Exercise brief: Go through the entries below and copy each line containing the word "fields".

[Data entries]
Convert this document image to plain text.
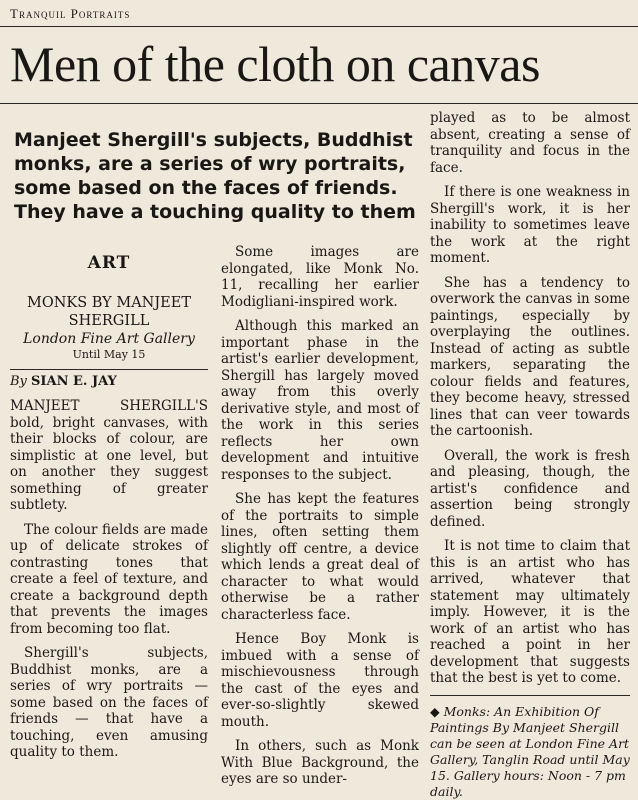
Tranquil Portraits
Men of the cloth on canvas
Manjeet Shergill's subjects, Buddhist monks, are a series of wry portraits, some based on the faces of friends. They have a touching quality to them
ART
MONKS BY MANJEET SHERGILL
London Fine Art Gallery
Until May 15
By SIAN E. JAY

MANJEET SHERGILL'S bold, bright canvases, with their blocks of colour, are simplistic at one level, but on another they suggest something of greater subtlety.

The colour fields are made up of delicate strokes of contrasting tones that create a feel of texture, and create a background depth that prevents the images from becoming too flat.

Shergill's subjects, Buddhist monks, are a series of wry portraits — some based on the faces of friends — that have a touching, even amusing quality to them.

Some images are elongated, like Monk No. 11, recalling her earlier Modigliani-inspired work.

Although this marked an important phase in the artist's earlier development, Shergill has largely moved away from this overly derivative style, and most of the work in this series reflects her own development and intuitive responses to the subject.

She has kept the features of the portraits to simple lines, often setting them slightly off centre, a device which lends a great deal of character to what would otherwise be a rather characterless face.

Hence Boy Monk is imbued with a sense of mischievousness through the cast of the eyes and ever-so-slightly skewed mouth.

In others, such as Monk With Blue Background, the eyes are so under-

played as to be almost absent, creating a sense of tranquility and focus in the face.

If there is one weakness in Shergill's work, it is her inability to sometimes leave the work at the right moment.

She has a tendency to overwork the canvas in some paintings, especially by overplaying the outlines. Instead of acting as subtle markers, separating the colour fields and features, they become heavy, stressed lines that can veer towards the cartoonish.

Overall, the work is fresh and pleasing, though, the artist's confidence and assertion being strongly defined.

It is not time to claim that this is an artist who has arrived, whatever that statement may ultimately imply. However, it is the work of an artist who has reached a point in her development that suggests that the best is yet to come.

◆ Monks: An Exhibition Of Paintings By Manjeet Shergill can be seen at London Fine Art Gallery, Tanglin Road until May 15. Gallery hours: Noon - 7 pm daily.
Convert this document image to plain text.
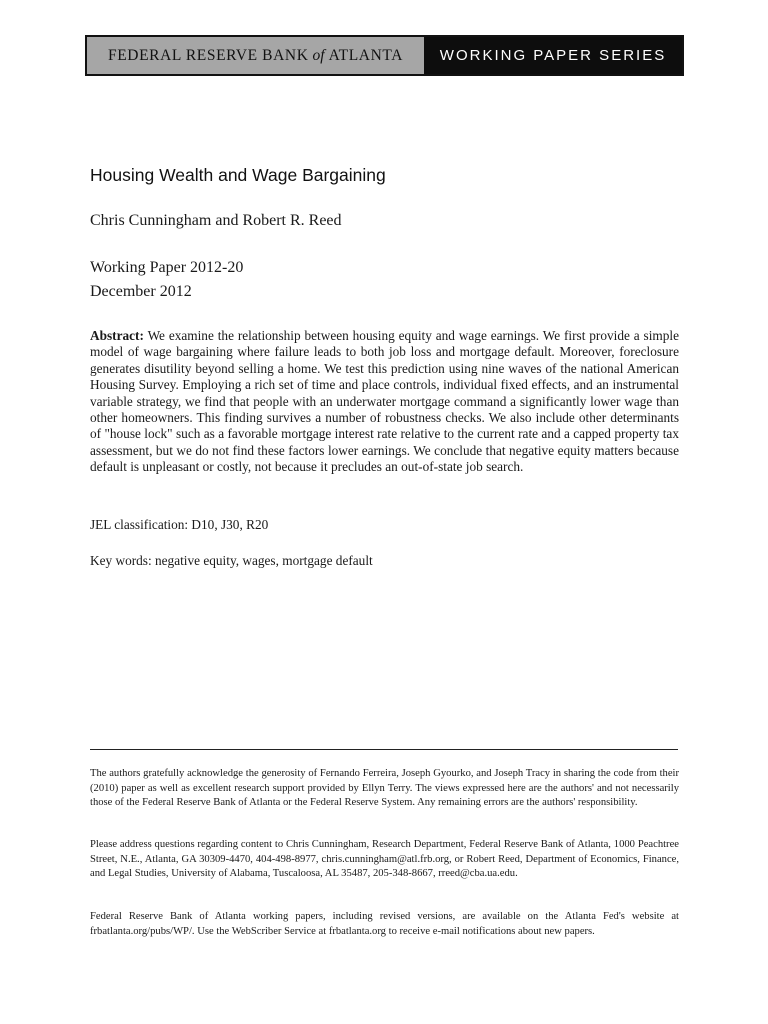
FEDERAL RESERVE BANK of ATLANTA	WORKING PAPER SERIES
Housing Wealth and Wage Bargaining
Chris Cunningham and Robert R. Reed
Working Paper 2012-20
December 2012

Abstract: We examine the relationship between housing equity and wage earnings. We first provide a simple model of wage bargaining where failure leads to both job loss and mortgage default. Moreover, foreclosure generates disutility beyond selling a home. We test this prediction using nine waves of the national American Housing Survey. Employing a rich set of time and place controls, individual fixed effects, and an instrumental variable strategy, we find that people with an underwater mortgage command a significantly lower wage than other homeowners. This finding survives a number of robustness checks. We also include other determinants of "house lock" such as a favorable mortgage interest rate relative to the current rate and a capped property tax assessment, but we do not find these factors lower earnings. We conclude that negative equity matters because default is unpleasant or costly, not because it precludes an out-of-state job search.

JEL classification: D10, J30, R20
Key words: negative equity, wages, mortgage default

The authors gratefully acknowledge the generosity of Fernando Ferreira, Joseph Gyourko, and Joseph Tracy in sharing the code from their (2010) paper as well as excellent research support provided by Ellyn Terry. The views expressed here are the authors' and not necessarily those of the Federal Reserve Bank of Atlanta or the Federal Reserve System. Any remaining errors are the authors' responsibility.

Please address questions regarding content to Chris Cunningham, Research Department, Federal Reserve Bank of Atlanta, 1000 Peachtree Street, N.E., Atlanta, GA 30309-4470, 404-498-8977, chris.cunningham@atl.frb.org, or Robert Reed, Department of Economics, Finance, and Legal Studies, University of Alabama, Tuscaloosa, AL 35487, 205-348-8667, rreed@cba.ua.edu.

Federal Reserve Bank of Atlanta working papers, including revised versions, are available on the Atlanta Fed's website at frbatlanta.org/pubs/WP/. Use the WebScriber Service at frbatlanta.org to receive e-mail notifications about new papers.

...

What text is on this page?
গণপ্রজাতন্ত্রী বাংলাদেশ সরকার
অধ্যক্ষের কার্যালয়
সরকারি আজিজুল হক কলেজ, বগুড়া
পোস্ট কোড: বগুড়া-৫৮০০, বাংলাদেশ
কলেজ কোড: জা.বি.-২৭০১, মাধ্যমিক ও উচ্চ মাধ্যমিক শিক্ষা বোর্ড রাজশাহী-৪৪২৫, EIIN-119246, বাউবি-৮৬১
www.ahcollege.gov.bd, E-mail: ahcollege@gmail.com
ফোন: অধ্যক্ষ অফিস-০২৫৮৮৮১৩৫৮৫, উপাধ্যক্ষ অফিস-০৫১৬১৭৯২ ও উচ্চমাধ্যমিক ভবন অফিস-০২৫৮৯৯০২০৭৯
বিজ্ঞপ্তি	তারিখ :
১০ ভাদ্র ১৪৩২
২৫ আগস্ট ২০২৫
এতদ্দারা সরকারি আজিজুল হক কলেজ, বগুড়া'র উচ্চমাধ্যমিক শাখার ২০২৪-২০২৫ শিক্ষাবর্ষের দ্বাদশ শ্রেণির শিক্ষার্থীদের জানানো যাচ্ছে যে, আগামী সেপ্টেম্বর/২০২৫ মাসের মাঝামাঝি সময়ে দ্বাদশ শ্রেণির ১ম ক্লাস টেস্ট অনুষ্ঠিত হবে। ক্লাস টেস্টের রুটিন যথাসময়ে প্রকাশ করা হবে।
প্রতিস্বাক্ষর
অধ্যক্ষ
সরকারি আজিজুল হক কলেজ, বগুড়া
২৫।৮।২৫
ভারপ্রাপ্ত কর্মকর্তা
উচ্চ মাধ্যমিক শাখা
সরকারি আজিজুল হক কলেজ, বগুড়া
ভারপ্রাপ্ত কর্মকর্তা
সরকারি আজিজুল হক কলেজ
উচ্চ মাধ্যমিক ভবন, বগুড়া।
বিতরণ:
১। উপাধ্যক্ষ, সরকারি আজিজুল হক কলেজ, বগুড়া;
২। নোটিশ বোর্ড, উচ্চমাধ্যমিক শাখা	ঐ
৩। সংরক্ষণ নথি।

Response to this task:
The colour fields are made up of delicate strokes of contrasting tones that create a feel of texture, and create a background depth that prevents the images from becoming too flat.
She has a tendency to overwork the canvas in some paintings, especially by overplaying the outlines. Instead of acting as subtle markers, separating the colour fields and features, they become heavy, stressed lines that can veer towards the cartoonish.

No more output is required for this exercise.